GOAL:
Transcribe every entry word for word. Skip the pictures.

···

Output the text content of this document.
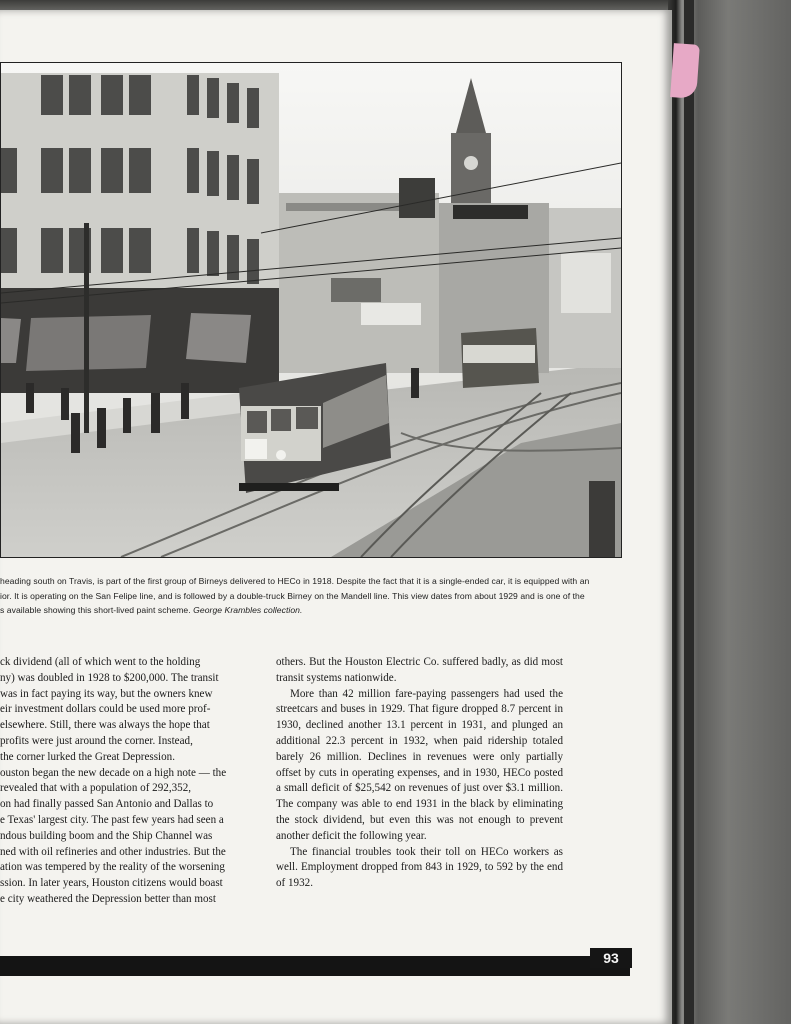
heading south on Travis, is part of the first group of Birneys delivered to HECo in 1918. Despite the fact that it is a single-ended car, it is equipped with an
ior. It is operating on the San Felipe line, and is followed by a double-truck Birney on the Mandell line. This view dates from about 1929 and is one of the
s available showing this short-lived paint scheme. George Krambles collection.

ck dividend (all of which went to the holding

ny) was doubled in 1928 to $200,000. The transit

was in fact paying its way, but the owners knew

eir investment dollars could be used more prof-

elsewhere. Still, there was always the hope that

profits were just around the corner. Instead,

the corner lurked the Great Depression.

ouston began the new decade on a high note — the

revealed that with a population of 292,352,

on had finally passed San Antonio and Dallas to

e Texas' largest city. The past few years had seen a

ndous building boom and the Ship Channel was

ned with oil refineries and other industries. But the

ation was tempered by the reality of the worsening

ssion. In later years, Houston citizens would boast

e city weathered the Depression better than most

others. But the Houston Electric Co. suffered badly, as did most transit systems nationwide.

More than 42 million fare-paying passengers had used the streetcars and buses in 1929. That figure dropped 8.7 percent in 1930, declined another 13.1 percent in 1931, and plunged an additional 22.3 percent in 1932, when paid ridership totaled barely 26 million. Declines in revenues were only partially offset by cuts in operating expenses, and in 1930, HECo posted a small deficit of $25,542 on revenues of just over $3.1 million. The company was able to end 1931 in the black by eliminating the stock dividend, but even this was not enough to prevent another deficit the following year.

The financial troubles took their toll on HECo workers as well. Employment dropped from 843 in 1929, to 592 by the end of 1932.

93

···

WRITTEN RESPONSE:
Output the text content of this document.
heading south on Travis, is part of the first group of Birneys delivered to HECo in 1918. Despite the fact that it is a single-ended car, it is equipped with an
ior. It is operating on the San Felipe line, and is followed by a double-truck Birney on the Mandell line. This view dates from about 1929 and is one of the
s available showing this short-lived paint scheme. George Krambles collection.

ck dividend (all of which went to the holding

ny) was doubled in 1928 to $200,000. The transit

was in fact paying its way, but the owners knew

eir investment dollars could be used more prof-

elsewhere. Still, there was always the hope that

profits were just around the corner. Instead,

the corner lurked the Great Depression.

ouston began the new decade on a high note — the

revealed that with a population of 292,352,

on had finally passed San Antonio and Dallas to

e Texas' largest city. The past few years had seen a

ndous building boom and the Ship Channel was

ned with oil refineries and other industries. But the

ation was tempered by the reality of the worsening

ssion. In later years, Houston citizens would boast

e city weathered the Depression better than most

others. But the Houston Electric Co. suffered badly, as did most transit systems nationwide.

More than 42 million fare-paying passengers had used the streetcars and buses in 1929. That figure dropped 8.7 percent in 1930, declined another 13.1 percent in 1931, and plunged an additional 22.3 percent in 1932, when paid ridership totaled barely 26 million. Declines in revenues were only partially offset by cuts in operating expenses, and in 1930, HECo posted a small deficit of $25,542 on revenues of just over $3.1 million. The company was able to end 1931 in the black by eliminating the stock dividend, but even this was not enough to prevent another deficit the following year.

The financial troubles took their toll on HECo workers as well. Employment dropped from 843 in 1929, to 592 by the end of 1932.

93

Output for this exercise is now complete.